What you have to do –
Copy each line below in which the string "screenshot" occurs.
──────── Data provided
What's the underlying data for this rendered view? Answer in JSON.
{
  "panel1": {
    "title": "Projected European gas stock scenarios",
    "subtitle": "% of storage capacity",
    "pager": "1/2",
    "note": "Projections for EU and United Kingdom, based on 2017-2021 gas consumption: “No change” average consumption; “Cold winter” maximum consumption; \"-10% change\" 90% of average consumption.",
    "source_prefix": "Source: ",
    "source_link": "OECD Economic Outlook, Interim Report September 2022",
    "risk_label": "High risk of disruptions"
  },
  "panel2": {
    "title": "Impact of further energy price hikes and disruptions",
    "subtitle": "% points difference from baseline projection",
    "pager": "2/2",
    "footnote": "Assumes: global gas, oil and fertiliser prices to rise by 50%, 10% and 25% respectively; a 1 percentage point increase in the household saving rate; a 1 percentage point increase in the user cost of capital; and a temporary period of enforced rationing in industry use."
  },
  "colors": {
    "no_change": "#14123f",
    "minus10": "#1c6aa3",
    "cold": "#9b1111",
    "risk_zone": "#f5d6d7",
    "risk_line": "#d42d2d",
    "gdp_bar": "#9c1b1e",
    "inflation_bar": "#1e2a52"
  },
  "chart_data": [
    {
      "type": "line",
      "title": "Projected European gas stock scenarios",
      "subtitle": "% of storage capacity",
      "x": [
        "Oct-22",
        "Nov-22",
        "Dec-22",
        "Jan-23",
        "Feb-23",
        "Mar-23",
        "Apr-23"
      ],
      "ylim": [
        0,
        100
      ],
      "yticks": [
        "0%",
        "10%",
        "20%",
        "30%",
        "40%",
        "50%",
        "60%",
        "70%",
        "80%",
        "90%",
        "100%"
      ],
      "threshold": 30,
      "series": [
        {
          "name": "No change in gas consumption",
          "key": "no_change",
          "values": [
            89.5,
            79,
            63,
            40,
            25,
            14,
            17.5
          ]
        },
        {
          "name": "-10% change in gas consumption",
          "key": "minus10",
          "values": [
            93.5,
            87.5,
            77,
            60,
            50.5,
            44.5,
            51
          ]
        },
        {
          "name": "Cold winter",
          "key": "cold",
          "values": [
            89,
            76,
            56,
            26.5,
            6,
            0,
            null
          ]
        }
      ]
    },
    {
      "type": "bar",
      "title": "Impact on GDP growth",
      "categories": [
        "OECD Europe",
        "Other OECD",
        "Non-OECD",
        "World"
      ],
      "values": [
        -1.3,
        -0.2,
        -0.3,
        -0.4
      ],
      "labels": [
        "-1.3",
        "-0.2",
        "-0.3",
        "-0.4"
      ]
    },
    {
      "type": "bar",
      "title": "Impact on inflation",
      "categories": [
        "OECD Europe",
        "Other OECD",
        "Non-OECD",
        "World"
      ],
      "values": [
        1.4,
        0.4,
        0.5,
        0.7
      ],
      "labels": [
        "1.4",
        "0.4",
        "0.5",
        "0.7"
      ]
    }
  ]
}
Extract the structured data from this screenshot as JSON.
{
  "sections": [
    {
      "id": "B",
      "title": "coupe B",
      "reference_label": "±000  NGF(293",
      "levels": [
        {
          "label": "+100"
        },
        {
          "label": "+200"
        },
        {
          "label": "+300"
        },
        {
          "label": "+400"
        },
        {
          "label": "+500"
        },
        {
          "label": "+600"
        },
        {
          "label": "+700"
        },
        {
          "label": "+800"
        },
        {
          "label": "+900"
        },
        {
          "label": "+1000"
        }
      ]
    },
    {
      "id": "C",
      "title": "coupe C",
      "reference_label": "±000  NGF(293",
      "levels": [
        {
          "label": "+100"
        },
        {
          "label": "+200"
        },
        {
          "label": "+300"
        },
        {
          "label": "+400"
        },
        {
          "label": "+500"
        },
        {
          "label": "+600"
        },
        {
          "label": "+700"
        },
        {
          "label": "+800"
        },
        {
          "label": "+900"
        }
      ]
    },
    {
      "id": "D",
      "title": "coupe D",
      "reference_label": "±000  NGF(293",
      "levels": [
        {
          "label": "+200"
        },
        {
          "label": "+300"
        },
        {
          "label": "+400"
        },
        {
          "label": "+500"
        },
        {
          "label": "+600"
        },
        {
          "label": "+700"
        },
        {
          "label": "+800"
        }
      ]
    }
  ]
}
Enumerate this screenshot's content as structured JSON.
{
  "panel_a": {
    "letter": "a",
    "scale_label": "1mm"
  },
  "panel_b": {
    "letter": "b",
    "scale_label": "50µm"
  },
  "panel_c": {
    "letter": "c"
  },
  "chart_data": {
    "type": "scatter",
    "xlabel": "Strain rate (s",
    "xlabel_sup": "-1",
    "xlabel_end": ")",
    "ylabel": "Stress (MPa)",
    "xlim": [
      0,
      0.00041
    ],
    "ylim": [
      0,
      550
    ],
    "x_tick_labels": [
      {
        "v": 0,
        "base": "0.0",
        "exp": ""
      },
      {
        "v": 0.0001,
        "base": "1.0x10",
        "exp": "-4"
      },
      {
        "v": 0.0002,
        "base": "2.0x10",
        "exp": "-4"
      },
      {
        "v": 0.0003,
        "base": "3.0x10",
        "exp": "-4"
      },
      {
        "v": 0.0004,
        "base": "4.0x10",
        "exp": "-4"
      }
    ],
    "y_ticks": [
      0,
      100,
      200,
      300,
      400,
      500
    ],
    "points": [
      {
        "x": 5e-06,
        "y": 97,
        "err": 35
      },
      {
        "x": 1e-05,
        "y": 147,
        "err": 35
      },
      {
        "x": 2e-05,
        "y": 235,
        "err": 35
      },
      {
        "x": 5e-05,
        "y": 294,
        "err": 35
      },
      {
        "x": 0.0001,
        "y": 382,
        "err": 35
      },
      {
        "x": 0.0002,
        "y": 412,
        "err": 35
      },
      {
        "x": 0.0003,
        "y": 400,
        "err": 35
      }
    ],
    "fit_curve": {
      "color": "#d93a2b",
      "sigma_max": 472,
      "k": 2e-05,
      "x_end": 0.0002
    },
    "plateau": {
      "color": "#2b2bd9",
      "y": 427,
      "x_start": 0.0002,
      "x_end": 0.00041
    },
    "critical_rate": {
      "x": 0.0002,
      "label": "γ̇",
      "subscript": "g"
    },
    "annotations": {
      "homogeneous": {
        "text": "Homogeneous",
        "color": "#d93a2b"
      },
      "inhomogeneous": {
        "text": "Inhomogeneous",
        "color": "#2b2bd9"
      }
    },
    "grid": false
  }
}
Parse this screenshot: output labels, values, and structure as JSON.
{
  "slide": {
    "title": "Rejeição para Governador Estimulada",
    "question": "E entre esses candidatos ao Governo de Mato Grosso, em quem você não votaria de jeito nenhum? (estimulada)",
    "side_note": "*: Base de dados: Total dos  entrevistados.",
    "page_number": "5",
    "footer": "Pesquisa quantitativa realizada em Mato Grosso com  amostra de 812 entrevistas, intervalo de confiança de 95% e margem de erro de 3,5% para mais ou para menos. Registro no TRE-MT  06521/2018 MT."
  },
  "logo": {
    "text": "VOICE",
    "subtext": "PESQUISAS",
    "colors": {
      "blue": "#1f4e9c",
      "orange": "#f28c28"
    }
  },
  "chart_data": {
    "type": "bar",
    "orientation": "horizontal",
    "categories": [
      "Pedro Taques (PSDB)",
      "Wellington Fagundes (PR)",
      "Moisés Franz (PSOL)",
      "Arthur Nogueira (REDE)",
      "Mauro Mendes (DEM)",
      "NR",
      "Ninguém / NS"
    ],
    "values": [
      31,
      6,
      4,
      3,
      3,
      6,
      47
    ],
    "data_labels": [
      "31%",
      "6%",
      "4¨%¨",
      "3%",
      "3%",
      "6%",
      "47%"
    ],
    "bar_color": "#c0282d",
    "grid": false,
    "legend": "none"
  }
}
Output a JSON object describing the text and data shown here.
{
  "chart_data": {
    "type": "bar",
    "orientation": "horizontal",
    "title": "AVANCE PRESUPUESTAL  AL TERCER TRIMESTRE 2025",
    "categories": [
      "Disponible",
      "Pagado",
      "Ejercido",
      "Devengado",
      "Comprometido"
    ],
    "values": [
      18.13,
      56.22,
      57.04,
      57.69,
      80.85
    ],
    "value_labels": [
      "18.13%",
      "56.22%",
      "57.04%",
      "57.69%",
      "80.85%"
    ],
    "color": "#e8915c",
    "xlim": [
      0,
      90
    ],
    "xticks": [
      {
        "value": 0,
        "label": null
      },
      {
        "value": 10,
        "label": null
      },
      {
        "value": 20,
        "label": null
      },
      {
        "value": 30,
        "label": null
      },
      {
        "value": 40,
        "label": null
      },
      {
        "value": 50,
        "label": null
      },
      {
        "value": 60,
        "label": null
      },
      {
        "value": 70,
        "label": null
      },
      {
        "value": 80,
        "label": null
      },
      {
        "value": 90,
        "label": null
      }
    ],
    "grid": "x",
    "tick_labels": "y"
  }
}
────────────────
Correct output –
Extract the structured data from this screenshot as JSON.
Enumerate this screenshot's content as structured JSON.
Parse this screenshot: output labels, values, and structure as JSON.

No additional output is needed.